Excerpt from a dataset
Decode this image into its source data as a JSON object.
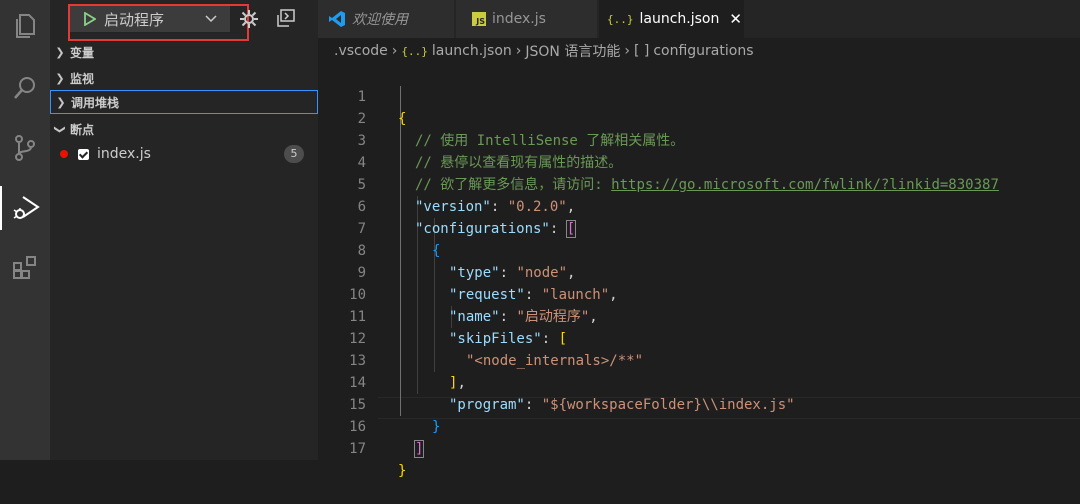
{
  "debug": {
    "config_name": "启动程序",
    "sections": {
      "variables": "变量",
      "watch": "监视",
      "callstack": "调用堆栈",
      "breakpoints": "断点"
    },
    "breakpoint": {
      "file": "index.js",
      "count": "5"
    }
  },
  "tabs": [
    {
      "label": "欢迎使用"
    },
    {
      "label": "index.js"
    },
    {
      "label": "launch.json"
    }
  ],
  "breadcrumb": {
    "folder": ".vscode",
    "file": "launch.json",
    "section": "JSON 语言功能",
    "symbol": "configurations"
  },
  "code": {
    "line_numbers": [
      "1",
      "2",
      "3",
      "4",
      "5",
      "6",
      "7",
      "8",
      "9",
      "10",
      "11",
      "12",
      "13",
      "14",
      "15",
      "16",
      "17"
    ],
    "comment1": "// 使用 IntelliSense 了解相关属性。",
    "comment2": "// 悬停以查看现有属性的描述。",
    "comment3_prefix": "// 欲了解更多信息，请访问: ",
    "comment3_link": "https://go.microsoft.com/fwlink/?linkid=830387",
    "version_key": "\"version\"",
    "version_val": "\"0.2.0\"",
    "configs_key": "\"configurations\"",
    "type_key": "\"type\"",
    "type_val": "\"node\"",
    "request_key": "\"request\"",
    "request_val": "\"launch\"",
    "name_key": "\"name\"",
    "name_val": "\"启动程序\"",
    "skip_key": "\"skipFiles\"",
    "skip_item": "\"<node_internals>/**\"",
    "program_key": "\"program\"",
    "program_val": "\"${workspaceFolder}\\\\index.js\""
  },
  "colors": {
    "accent": "#007acc",
    "highlight_border": "#e53935",
    "breakpoint": "#e51400"
  }
}
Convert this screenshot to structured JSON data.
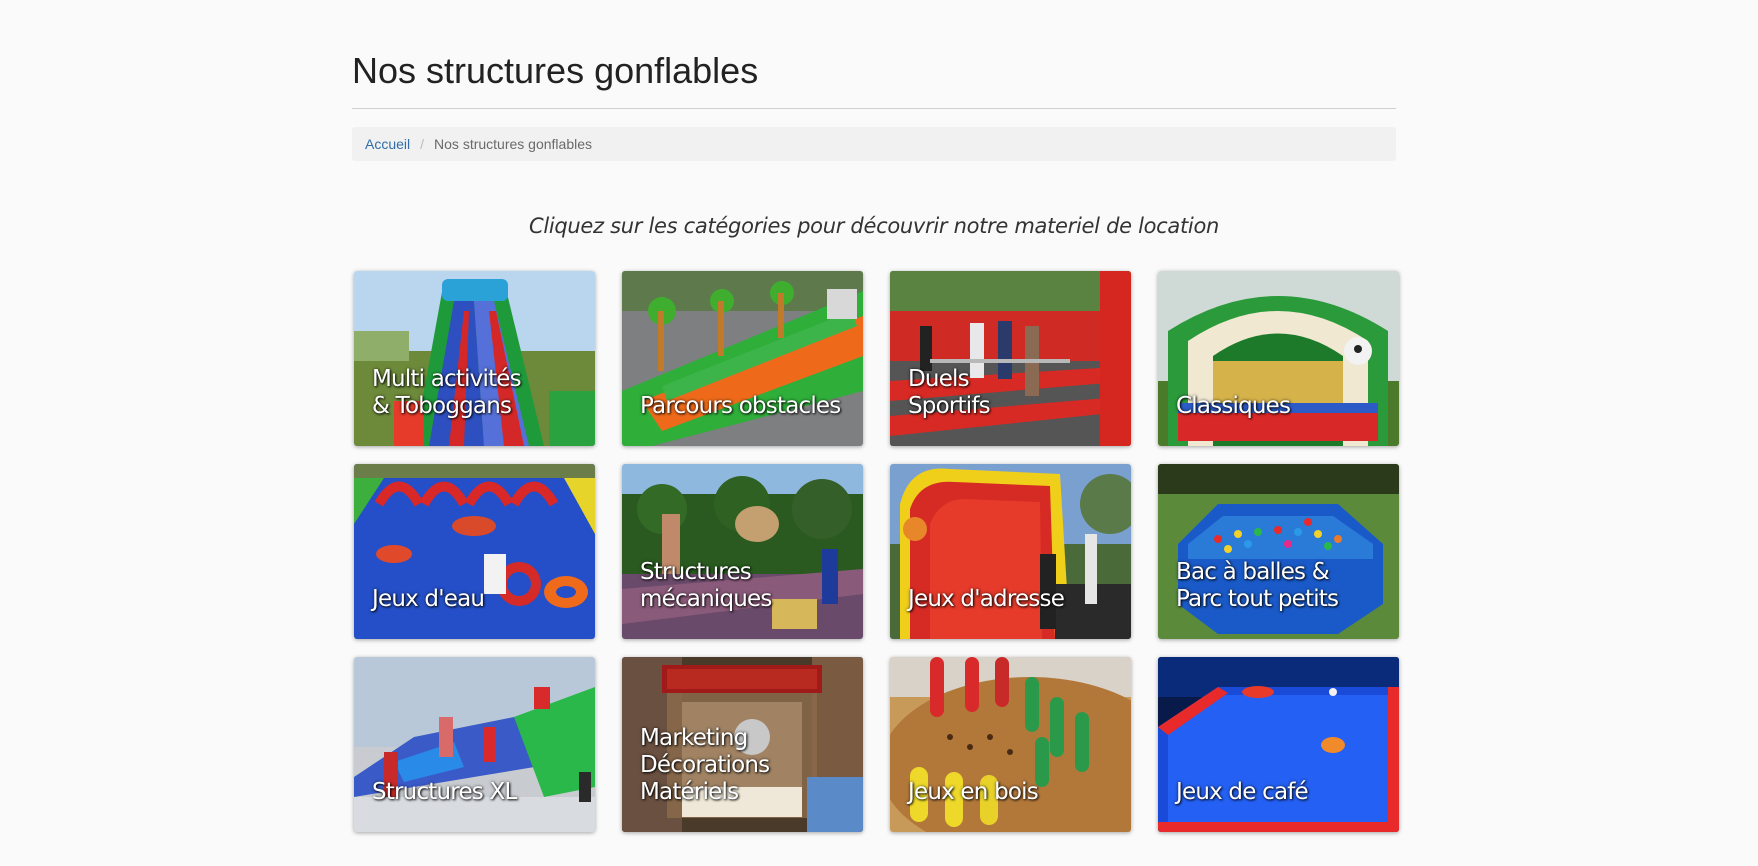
{
  "page": {
    "title": "Nos structures gonflables",
    "intro": "Cliquez sur les catégories pour découvrir notre materiel de location"
  },
  "breadcrumb": {
    "home": "Accueil",
    "current": "Nos structures gonflables"
  },
  "categories": [
    {
      "label": "Multi activités\n& Toboggans",
      "icon": "slide-image"
    },
    {
      "label": "Parcours obstacles",
      "icon": "obstacle-course-image"
    },
    {
      "label": "Duels\nSportifs",
      "icon": "sport-duel-image"
    },
    {
      "label": "Classiques",
      "icon": "bounce-house-image"
    },
    {
      "label": "Jeux d'eau",
      "icon": "water-slide-image"
    },
    {
      "label": "Structures\nmécaniques",
      "icon": "mechanical-ride-image"
    },
    {
      "label": "Jeux d'adresse",
      "icon": "skill-game-image"
    },
    {
      "label": "Bac à balles &\nParc tout petits",
      "icon": "ball-pit-image"
    },
    {
      "label": "Structures XL",
      "icon": "xl-structure-image"
    },
    {
      "label": "Marketing\nDécorations\nMatériels",
      "icon": "popcorn-machine-image"
    },
    {
      "label": "Jeux en bois",
      "icon": "wooden-game-image"
    },
    {
      "label": "Jeux de café",
      "icon": "air-hockey-image"
    }
  ]
}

- _GIVEN INSTRUCTION_
Reproduce every record word for word. The copy must contain no pictures.

- _EXPECTED ANSWER_
Decode this image into its source data as a JSON object.
{
  "debug": {
    "config_name": "启动程序",
    "sections": {
      "variables": "变量",
      "watch": "监视",
      "callstack": "调用堆栈",
      "breakpoints": "断点"
    },
    "breakpoint": {
      "file": "index.js",
      "count": "5"
    }
  },
  "tabs": [
    {
      "label": "欢迎使用"
    },
    {
      "label": "index.js"
    },
    {
      "label": "launch.json"
    }
  ],
  "breadcrumb": {
    "folder": ".vscode",
    "file": "launch.json",
    "section": "JSON 语言功能",
    "symbol": "configurations"
  },
  "code": {
    "line_numbers": [
      "1",
      "2",
      "3",
      "4",
      "5",
      "6",
      "7",
      "8",
      "9",
      "10",
      "11",
      "12",
      "13",
      "14",
      "15",
      "16",
      "17"
    ],
    "comment1": "// 使用 IntelliSense 了解相关属性。",
    "comment2": "// 悬停以查看现有属性的描述。",
    "comment3_prefix": "// 欲了解更多信息，请访问: ",
    "comment3_link": "https://go.microsoft.com/fwlink/?linkid=830387",
    "version_key": "\"version\"",
    "version_val": "\"0.2.0\"",
    "configs_key": "\"configurations\"",
    "type_key": "\"type\"",
    "type_val": "\"node\"",
    "request_key": "\"request\"",
    "request_val": "\"launch\"",
    "name_key": "\"name\"",
    "name_val": "\"启动程序\"",
    "skip_key": "\"skipFiles\"",
    "skip_item": "\"<node_internals>/**\"",
    "program_key": "\"program\"",
    "program_val": "\"${workspaceFolder}\\\\index.js\""
  },
  "colors": {
    "accent": "#007acc",
    "highlight_border": "#e53935",
    "breakpoint": "#e51400"
  }
}
Convert this screenshot to structured JSON data.
{
  "page": {
    "title": "Nos structures gonflables",
    "intro": "Cliquez sur les catégories pour découvrir notre materiel de location"
  },
  "breadcrumb": {
    "home": "Accueil",
    "current": "Nos structures gonflables"
  },
  "categories": [
    {
      "label": "Multi activités\n& Toboggans",
      "icon": "slide-image"
    },
    {
      "label": "Parcours obstacles",
      "icon": "obstacle-course-image"
    },
    {
      "label": "Duels\nSportifs",
      "icon": "sport-duel-image"
    },
    {
      "label": "Classiques",
      "icon": "bounce-house-image"
    },
    {
      "label": "Jeux d'eau",
      "icon": "water-slide-image"
    },
    {
      "label": "Structures\nmécaniques",
      "icon": "mechanical-ride-image"
    },
    {
      "label": "Jeux d'adresse",
      "icon": "skill-game-image"
    },
    {
      "label": "Bac à balles &\nParc tout petits",
      "icon": "ball-pit-image"
    },
    {
      "label": "Structures XL",
      "icon": "xl-structure-image"
    },
    {
      "label": "Marketing\nDécorations\nMatériels",
      "icon": "popcorn-machine-image"
    },
    {
      "label": "Jeux en bois",
      "icon": "wooden-game-image"
    },
    {
      "label": "Jeux de café",
      "icon": "air-hockey-image"
    }
  ]
}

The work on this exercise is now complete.